%%
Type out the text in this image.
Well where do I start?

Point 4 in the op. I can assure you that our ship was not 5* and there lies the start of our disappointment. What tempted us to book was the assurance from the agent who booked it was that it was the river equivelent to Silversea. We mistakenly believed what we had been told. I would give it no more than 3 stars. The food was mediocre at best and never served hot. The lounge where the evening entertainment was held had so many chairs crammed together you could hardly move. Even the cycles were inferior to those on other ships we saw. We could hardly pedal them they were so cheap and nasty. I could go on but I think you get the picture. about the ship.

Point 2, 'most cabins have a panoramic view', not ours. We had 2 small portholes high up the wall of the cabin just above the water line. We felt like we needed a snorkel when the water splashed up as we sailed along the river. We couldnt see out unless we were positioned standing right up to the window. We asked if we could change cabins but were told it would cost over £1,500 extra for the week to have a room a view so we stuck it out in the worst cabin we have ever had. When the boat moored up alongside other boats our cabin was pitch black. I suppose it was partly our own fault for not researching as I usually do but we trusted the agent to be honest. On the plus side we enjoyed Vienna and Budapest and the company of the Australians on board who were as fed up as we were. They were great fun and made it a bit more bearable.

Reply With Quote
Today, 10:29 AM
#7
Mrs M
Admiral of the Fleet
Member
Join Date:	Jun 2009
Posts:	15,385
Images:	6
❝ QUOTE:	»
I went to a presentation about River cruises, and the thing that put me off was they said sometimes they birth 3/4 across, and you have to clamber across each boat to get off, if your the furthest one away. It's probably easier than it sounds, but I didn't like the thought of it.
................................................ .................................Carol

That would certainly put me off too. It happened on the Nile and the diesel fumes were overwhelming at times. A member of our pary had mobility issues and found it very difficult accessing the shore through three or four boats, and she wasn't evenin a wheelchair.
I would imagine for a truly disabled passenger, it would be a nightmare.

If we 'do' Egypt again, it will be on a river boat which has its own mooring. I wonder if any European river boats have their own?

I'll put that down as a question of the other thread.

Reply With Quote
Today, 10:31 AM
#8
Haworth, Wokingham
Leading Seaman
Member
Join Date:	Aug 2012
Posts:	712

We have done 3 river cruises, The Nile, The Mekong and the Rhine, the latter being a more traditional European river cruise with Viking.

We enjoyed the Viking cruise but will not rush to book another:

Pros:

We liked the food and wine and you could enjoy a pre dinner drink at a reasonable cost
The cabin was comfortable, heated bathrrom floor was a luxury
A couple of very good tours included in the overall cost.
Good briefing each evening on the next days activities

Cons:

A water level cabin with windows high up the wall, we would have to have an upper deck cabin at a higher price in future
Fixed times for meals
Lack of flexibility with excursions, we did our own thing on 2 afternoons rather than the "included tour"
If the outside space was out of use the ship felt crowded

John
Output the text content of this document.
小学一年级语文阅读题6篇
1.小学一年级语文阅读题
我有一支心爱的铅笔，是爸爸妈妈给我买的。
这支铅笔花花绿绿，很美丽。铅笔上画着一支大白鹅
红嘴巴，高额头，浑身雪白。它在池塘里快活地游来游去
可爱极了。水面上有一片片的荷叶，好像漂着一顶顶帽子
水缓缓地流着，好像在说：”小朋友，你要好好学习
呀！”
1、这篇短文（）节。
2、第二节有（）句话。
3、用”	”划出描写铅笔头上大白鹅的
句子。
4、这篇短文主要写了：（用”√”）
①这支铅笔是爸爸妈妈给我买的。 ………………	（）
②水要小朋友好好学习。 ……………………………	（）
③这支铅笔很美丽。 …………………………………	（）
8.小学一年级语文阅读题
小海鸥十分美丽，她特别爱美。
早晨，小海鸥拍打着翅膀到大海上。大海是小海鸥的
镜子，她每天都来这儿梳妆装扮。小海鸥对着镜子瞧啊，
%%
Tally how many lines in the material above hold the word "Nile". Write only that number.

2